_Exercise aim_.
From the listing below, pull each line that includes "Tadeusz".

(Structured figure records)
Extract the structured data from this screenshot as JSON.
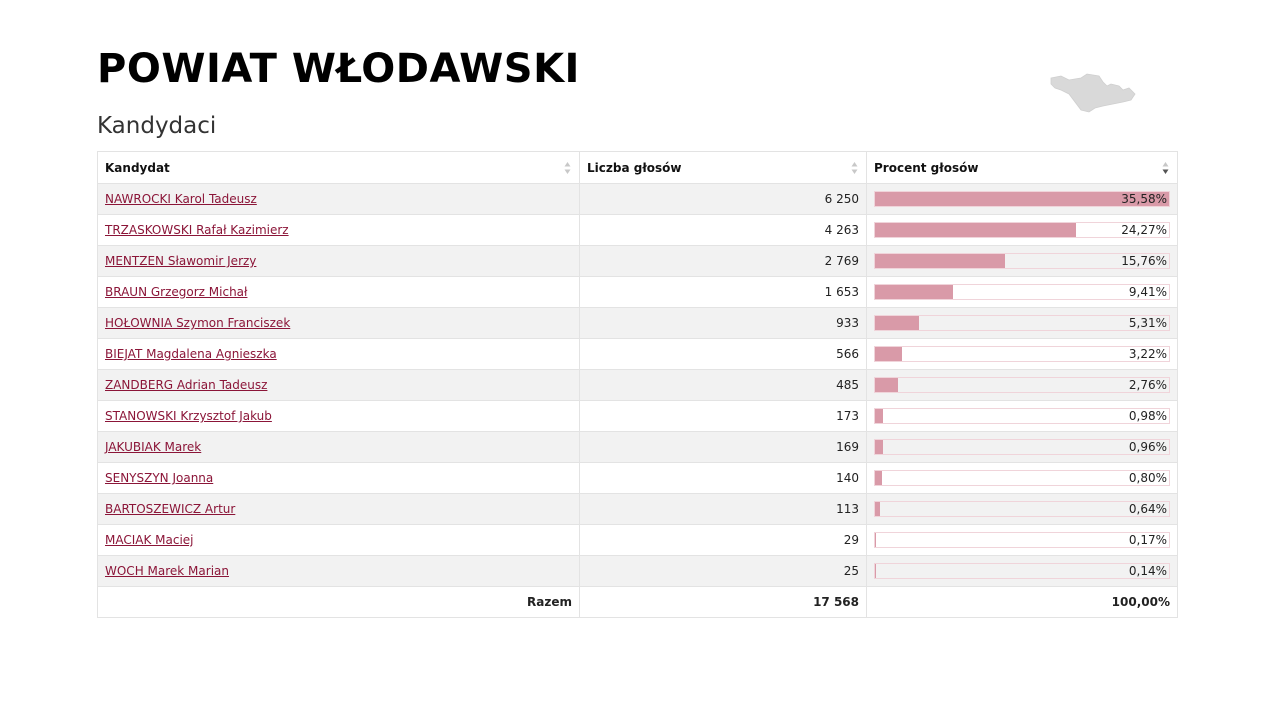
{
  "page": {
    "title": "POWIAT WŁODAWSKI",
    "subtitle": "Kandydaci"
  },
  "table": {
    "headers": {
      "candidate": "Kandydat",
      "votes": "Liczba głosów",
      "percent": "Procent głosów"
    },
    "rows": [
      {
        "name": "NAWROCKI Karol Tadeusz",
        "votes": "6 250",
        "percent": "35,58%",
        "share": 35.58
      },
      {
        "name": "TRZASKOWSKI Rafał Kazimierz",
        "votes": "4 263",
        "percent": "24,27%",
        "share": 24.27
      },
      {
        "name": "MENTZEN Sławomir Jerzy",
        "votes": "2 769",
        "percent": "15,76%",
        "share": 15.76
      },
      {
        "name": "BRAUN Grzegorz Michał",
        "votes": "1 653",
        "percent": "9,41%",
        "share": 9.41
      },
      {
        "name": "HOŁOWNIA Szymon Franciszek",
        "votes": "933",
        "percent": "5,31%",
        "share": 5.31
      },
      {
        "name": "BIEJAT Magdalena Agnieszka",
        "votes": "566",
        "percent": "3,22%",
        "share": 3.22
      },
      {
        "name": "ZANDBERG Adrian Tadeusz",
        "votes": "485",
        "percent": "2,76%",
        "share": 2.76
      },
      {
        "name": "STANOWSKI Krzysztof Jakub",
        "votes": "173",
        "percent": "0,98%",
        "share": 0.98
      },
      {
        "name": "JAKUBIAK Marek",
        "votes": "169",
        "percent": "0,96%",
        "share": 0.96
      },
      {
        "name": "SENYSZYN Joanna",
        "votes": "140",
        "percent": "0,80%",
        "share": 0.8
      },
      {
        "name": "BARTOSZEWICZ Artur",
        "votes": "113",
        "percent": "0,64%",
        "share": 0.64
      },
      {
        "name": "MACIAK Maciej",
        "votes": "29",
        "percent": "0,17%",
        "share": 0.17
      },
      {
        "name": "WOCH Marek Marian",
        "votes": "25",
        "percent": "0,14%",
        "share": 0.14
      }
    ],
    "footer": {
      "label": "Razem",
      "votes": "17 568",
      "percent": "100,00%"
    },
    "max_share": 35.58
  },
  "colors": {
    "link": "#8b1538",
    "bar_fill": "#d99aa8",
    "bar_border": "#f0d4da",
    "stripe": "#f2f2f2",
    "map": "#d9d9d9"
  },
  "icons": {
    "sort": "sort-both-icon",
    "sort_active": "sort-desc-icon",
    "map": "district-map-icon"
  }
}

_Written answer_.
        "name": "NAWROCKI Karol Tadeusz",
        "name": "ZANDBERG Adrian Tadeusz",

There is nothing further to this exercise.